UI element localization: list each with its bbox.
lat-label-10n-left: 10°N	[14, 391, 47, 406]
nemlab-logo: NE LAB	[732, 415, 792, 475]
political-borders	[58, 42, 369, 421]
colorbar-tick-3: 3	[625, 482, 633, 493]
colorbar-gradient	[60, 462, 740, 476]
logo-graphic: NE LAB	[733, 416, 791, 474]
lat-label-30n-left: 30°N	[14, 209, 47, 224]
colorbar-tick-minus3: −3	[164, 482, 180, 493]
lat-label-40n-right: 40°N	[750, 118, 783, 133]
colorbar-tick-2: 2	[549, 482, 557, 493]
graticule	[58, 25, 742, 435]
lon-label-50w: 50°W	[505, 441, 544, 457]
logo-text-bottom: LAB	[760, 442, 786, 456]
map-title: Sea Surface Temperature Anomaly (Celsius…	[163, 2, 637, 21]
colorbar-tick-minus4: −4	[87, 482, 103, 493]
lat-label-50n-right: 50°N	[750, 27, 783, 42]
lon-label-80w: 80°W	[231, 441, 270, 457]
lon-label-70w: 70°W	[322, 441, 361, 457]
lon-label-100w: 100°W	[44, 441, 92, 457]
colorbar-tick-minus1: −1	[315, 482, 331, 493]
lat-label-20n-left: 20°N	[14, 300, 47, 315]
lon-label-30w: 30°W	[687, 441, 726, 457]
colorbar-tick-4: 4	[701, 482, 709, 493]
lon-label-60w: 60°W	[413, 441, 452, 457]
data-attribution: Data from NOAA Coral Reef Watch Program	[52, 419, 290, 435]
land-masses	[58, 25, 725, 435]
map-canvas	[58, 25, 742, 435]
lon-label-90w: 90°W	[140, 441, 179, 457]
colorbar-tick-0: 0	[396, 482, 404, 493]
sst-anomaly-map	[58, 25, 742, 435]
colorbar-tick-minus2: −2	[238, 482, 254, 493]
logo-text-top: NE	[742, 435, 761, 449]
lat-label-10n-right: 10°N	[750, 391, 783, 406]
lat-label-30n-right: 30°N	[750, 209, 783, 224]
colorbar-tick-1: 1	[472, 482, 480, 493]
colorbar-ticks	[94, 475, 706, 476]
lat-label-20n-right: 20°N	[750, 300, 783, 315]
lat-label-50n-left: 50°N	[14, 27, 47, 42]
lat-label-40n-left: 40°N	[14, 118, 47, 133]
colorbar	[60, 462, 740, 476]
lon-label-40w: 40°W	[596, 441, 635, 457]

What is expected:
Reproduce the listing above verbatim, line for line, with no changes.

Answer to this task:
UI element localization: list each with its bbox.
lat-label-10n-left: 10°N	[14, 391, 47, 406]
nemlab-logo: NE LAB	[732, 415, 792, 475]
political-borders	[58, 42, 369, 421]
colorbar-tick-3: 3	[625, 482, 633, 493]
colorbar-gradient	[60, 462, 740, 476]
logo-graphic: NE LAB	[733, 416, 791, 474]
lat-label-30n-left: 30°N	[14, 209, 47, 224]
colorbar-tick-minus3: −3	[164, 482, 180, 493]
lat-label-40n-right: 40°N	[750, 118, 783, 133]
colorbar-tick-2: 2	[549, 482, 557, 493]
graticule	[58, 25, 742, 435]
lon-label-50w: 50°W	[505, 441, 544, 457]
logo-text-bottom: LAB	[760, 442, 786, 456]
map-title: Sea Surface Temperature Anomaly (Celsius…	[163, 2, 637, 21]
colorbar-tick-minus4: −4	[87, 482, 103, 493]
lat-label-50n-right: 50°N	[750, 27, 783, 42]
lon-label-80w: 80°W	[231, 441, 270, 457]
lon-label-70w: 70°W	[322, 441, 361, 457]
lon-label-100w: 100°W	[44, 441, 92, 457]
colorbar-tick-minus1: −1	[315, 482, 331, 493]
lat-label-20n-left: 20°N	[14, 300, 47, 315]
lon-label-30w: 30°W	[687, 441, 726, 457]
colorbar-tick-4: 4	[701, 482, 709, 493]
lon-label-60w: 60°W	[413, 441, 452, 457]
data-attribution: Data from NOAA Coral Reef Watch Program	[52, 419, 290, 435]
land-masses	[58, 25, 725, 435]
map-canvas	[58, 25, 742, 435]
lon-label-90w: 90°W	[140, 441, 179, 457]
colorbar-tick-0: 0	[396, 482, 404, 493]
sst-anomaly-map	[58, 25, 742, 435]
colorbar-tick-minus2: −2	[238, 482, 254, 493]
logo-text-top: NE	[742, 435, 761, 449]
lat-label-10n-right: 10°N	[750, 391, 783, 406]
lat-label-30n-right: 30°N	[750, 209, 783, 224]
colorbar-tick-1: 1	[472, 482, 480, 493]
colorbar-ticks	[94, 475, 706, 476]
lat-label-20n-right: 20°N	[750, 300, 783, 315]
lat-label-50n-left: 50°N	[14, 27, 47, 42]
lat-label-40n-left: 40°N	[14, 118, 47, 133]
colorbar	[60, 462, 740, 476]
lon-label-40w: 40°W	[596, 441, 635, 457]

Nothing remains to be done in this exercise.